##### RECORDS FOR THIS EXERCISE
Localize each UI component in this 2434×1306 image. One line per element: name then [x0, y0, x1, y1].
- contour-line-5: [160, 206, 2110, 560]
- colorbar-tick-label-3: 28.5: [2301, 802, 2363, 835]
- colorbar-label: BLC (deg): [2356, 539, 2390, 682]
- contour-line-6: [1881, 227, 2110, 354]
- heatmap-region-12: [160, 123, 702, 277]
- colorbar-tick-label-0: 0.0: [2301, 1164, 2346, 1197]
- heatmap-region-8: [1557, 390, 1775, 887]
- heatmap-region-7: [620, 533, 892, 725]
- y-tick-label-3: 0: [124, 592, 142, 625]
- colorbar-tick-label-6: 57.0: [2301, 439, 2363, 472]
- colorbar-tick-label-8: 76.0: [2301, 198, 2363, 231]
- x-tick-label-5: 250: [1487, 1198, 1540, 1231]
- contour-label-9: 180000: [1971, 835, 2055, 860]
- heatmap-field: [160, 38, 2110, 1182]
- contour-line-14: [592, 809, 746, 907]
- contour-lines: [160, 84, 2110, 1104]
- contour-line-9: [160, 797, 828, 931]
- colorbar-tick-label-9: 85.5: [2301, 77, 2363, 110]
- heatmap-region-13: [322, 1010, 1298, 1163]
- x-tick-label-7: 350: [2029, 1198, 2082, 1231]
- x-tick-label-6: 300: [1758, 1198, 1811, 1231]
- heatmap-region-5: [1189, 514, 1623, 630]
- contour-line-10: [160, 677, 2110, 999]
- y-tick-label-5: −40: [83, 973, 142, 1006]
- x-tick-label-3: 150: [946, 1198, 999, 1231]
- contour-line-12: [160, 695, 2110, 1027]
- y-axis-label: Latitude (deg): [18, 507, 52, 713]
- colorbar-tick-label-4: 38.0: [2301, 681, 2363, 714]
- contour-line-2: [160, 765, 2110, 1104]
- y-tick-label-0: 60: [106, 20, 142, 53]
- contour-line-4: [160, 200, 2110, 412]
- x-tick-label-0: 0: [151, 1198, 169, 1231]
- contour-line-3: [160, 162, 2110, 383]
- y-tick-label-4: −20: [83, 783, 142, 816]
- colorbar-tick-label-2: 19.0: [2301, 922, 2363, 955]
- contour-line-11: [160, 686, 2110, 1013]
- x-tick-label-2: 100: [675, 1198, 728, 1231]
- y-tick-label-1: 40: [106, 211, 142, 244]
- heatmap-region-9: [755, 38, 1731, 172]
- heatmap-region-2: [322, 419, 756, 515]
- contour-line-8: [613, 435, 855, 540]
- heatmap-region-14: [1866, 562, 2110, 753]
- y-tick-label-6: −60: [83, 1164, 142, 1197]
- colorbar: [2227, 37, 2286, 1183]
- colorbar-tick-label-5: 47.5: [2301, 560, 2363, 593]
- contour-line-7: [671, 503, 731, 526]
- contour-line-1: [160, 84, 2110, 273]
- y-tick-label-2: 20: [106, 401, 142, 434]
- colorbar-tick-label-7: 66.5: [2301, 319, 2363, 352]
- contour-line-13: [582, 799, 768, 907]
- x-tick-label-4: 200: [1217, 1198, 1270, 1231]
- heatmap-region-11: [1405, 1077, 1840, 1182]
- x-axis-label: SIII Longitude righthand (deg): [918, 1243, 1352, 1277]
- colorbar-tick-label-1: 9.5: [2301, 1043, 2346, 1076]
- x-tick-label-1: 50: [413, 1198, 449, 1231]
##########
Reproduce every one of the lines above verbatim, with no alterations.

Localize each UI component in this 2434×1306 image. One line per element: name then [x0, y0, x1, y1].
- contour-line-5: [160, 206, 2110, 560]
- colorbar-tick-label-3: 28.5: [2301, 802, 2363, 835]
- colorbar-label: BLC (deg): [2356, 539, 2390, 682]
- contour-line-6: [1881, 227, 2110, 354]
- heatmap-region-12: [160, 123, 702, 277]
- colorbar-tick-label-0: 0.0: [2301, 1164, 2346, 1197]
- heatmap-region-8: [1557, 390, 1775, 887]
- heatmap-region-7: [620, 533, 892, 725]
- y-tick-label-3: 0: [124, 592, 142, 625]
- colorbar-tick-label-6: 57.0: [2301, 439, 2363, 472]
- colorbar-tick-label-8: 76.0: [2301, 198, 2363, 231]
- x-tick-label-5: 250: [1487, 1198, 1540, 1231]
- contour-label-9: 180000: [1971, 835, 2055, 860]
- heatmap-field: [160, 38, 2110, 1182]
- contour-line-14: [592, 809, 746, 907]
- contour-lines: [160, 84, 2110, 1104]
- contour-line-9: [160, 797, 828, 931]
- colorbar-tick-label-9: 85.5: [2301, 77, 2363, 110]
- heatmap-region-13: [322, 1010, 1298, 1163]
- x-tick-label-7: 350: [2029, 1198, 2082, 1231]
- x-tick-label-6: 300: [1758, 1198, 1811, 1231]
- heatmap-region-5: [1189, 514, 1623, 630]
- contour-line-10: [160, 677, 2110, 999]
- y-tick-label-5: −40: [83, 973, 142, 1006]
- x-tick-label-3: 150: [946, 1198, 999, 1231]
- contour-line-12: [160, 695, 2110, 1027]
- y-axis-label: Latitude (deg): [18, 507, 52, 713]
- colorbar-tick-label-4: 38.0: [2301, 681, 2363, 714]
- contour-line-2: [160, 765, 2110, 1104]
- y-tick-label-0: 60: [106, 20, 142, 53]
- contour-line-4: [160, 200, 2110, 412]
- x-tick-label-0: 0: [151, 1198, 169, 1231]
- contour-line-3: [160, 162, 2110, 383]
- y-tick-label-4: −20: [83, 783, 142, 816]
- colorbar-tick-label-2: 19.0: [2301, 922, 2363, 955]
- contour-line-11: [160, 686, 2110, 1013]
- x-tick-label-2: 100: [675, 1198, 728, 1231]
- y-tick-label-1: 40: [106, 211, 142, 244]
- heatmap-region-9: [755, 38, 1731, 172]
- heatmap-region-2: [322, 419, 756, 515]
- contour-line-8: [613, 435, 855, 540]
- heatmap-region-14: [1866, 562, 2110, 753]
- y-tick-label-6: −60: [83, 1164, 142, 1197]
- colorbar: [2227, 37, 2286, 1183]
- colorbar-tick-label-5: 47.5: [2301, 560, 2363, 593]
- contour-line-7: [671, 503, 731, 526]
- contour-line-1: [160, 84, 2110, 273]
- y-tick-label-2: 20: [106, 401, 142, 434]
- colorbar-tick-label-7: 66.5: [2301, 319, 2363, 352]
- contour-line-13: [582, 799, 768, 907]
- x-tick-label-4: 200: [1217, 1198, 1270, 1231]
- heatmap-region-11: [1405, 1077, 1840, 1182]
- x-axis-label: SIII Longitude righthand (deg): [918, 1243, 1352, 1277]
- colorbar-tick-label-1: 9.5: [2301, 1043, 2346, 1076]
- x-tick-label-1: 50: [413, 1198, 449, 1231]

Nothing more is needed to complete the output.